→ EXERCISE INSTRUCTIONS: Go through the listing and set it down exactly, leaving out its pictures.

○ ○ ○

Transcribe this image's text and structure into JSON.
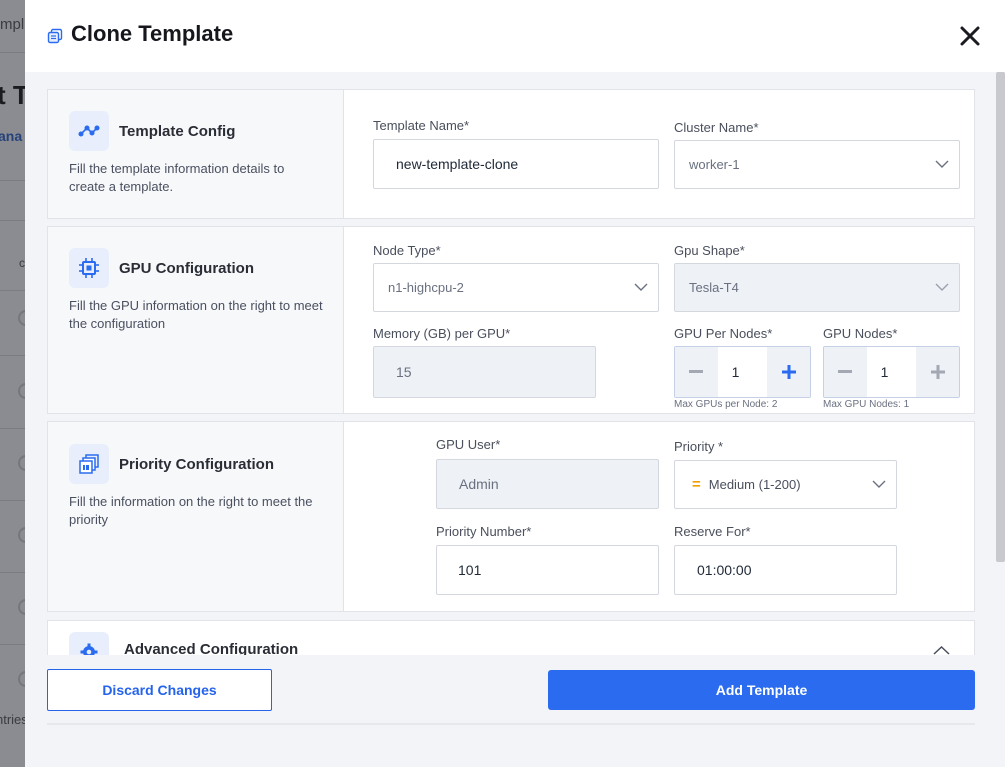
{
  "background": {
    "frag_title": "mpl",
    "frag_heading": "t T",
    "frag_tab": "ana",
    "frag_col": "c",
    "frag_entries": "ntries"
  },
  "modal": {
    "title": "Clone Template",
    "close_icon": "close-icon"
  },
  "template_config": {
    "title": "Template Config",
    "description": "Fill the template information details to create a template.",
    "template_name_label": "Template Name*",
    "template_name_value": "new-template-clone",
    "cluster_name_label": "Cluster Name*",
    "cluster_name_value": "worker-1"
  },
  "gpu_config": {
    "title": "GPU Configuration",
    "description": "Fill the GPU information on the right to meet the configuration",
    "node_type_label": "Node Type*",
    "node_type_value": "n1-highcpu-2",
    "gpu_shape_label": "Gpu Shape*",
    "gpu_shape_value": "Tesla-T4",
    "memory_label": "Memory (GB) per GPU*",
    "memory_value": "15",
    "gpu_per_nodes_label": "GPU Per Nodes*",
    "gpu_per_nodes_value": "1",
    "gpu_per_nodes_hint": "Max GPUs per Node: 2",
    "gpu_nodes_label": "GPU Nodes*",
    "gpu_nodes_value": "1",
    "gpu_nodes_hint": "Max GPU Nodes: 1"
  },
  "priority_config": {
    "title": "Priority Configuration",
    "description": "Fill the information on the right to meet the priority",
    "gpu_user_label": "GPU User*",
    "gpu_user_value": "Admin",
    "priority_label": "Priority *",
    "priority_value": "Medium (1-200)",
    "priority_symbol": "=",
    "priority_number_label": "Priority Number*",
    "priority_number_value": "101",
    "reserve_for_label": "Reserve For*",
    "reserve_for_value": "01:00:00"
  },
  "advanced_config": {
    "title": "Advanced Configuration"
  },
  "footer": {
    "discard_label": "Discard Changes",
    "add_label": "Add Template"
  },
  "colors": {
    "accent": "#2a6bef",
    "priority_medium": "#f0a000"
  }
}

○ ○ ○

→ RESULT OF THE EXERCISE:
Transcribe this image's text and structure into JSON.
{
  "background": {
    "frag_title": "mpl",
    "frag_heading": "t T",
    "frag_tab": "ana",
    "frag_col": "c",
    "frag_entries": "ntries"
  },
  "modal": {
    "title": "Clone Template",
    "close_icon": "close-icon"
  },
  "template_config": {
    "title": "Template Config",
    "description": "Fill the template information details to create a template.",
    "template_name_label": "Template Name*",
    "template_name_value": "new-template-clone",
    "cluster_name_label": "Cluster Name*",
    "cluster_name_value": "worker-1"
  },
  "gpu_config": {
    "title": "GPU Configuration",
    "description": "Fill the GPU information on the right to meet the configuration",
    "node_type_label": "Node Type*",
    "node_type_value": "n1-highcpu-2",
    "gpu_shape_label": "Gpu Shape*",
    "gpu_shape_value": "Tesla-T4",
    "memory_label": "Memory (GB) per GPU*",
    "memory_value": "15",
    "gpu_per_nodes_label": "GPU Per Nodes*",
    "gpu_per_nodes_value": "1",
    "gpu_per_nodes_hint": "Max GPUs per Node: 2",
    "gpu_nodes_label": "GPU Nodes*",
    "gpu_nodes_value": "1",
    "gpu_nodes_hint": "Max GPU Nodes: 1"
  },
  "priority_config": {
    "title": "Priority Configuration",
    "description": "Fill the information on the right to meet the priority",
    "gpu_user_label": "GPU User*",
    "gpu_user_value": "Admin",
    "priority_label": "Priority *",
    "priority_value": "Medium (1-200)",
    "priority_symbol": "=",
    "priority_number_label": "Priority Number*",
    "priority_number_value": "101",
    "reserve_for_label": "Reserve For*",
    "reserve_for_value": "01:00:00"
  },
  "advanced_config": {
    "title": "Advanced Configuration"
  },
  "footer": {
    "discard_label": "Discard Changes",
    "add_label": "Add Template"
  },
  "colors": {
    "accent": "#2a6bef",
    "priority_medium": "#f0a000"
  }
}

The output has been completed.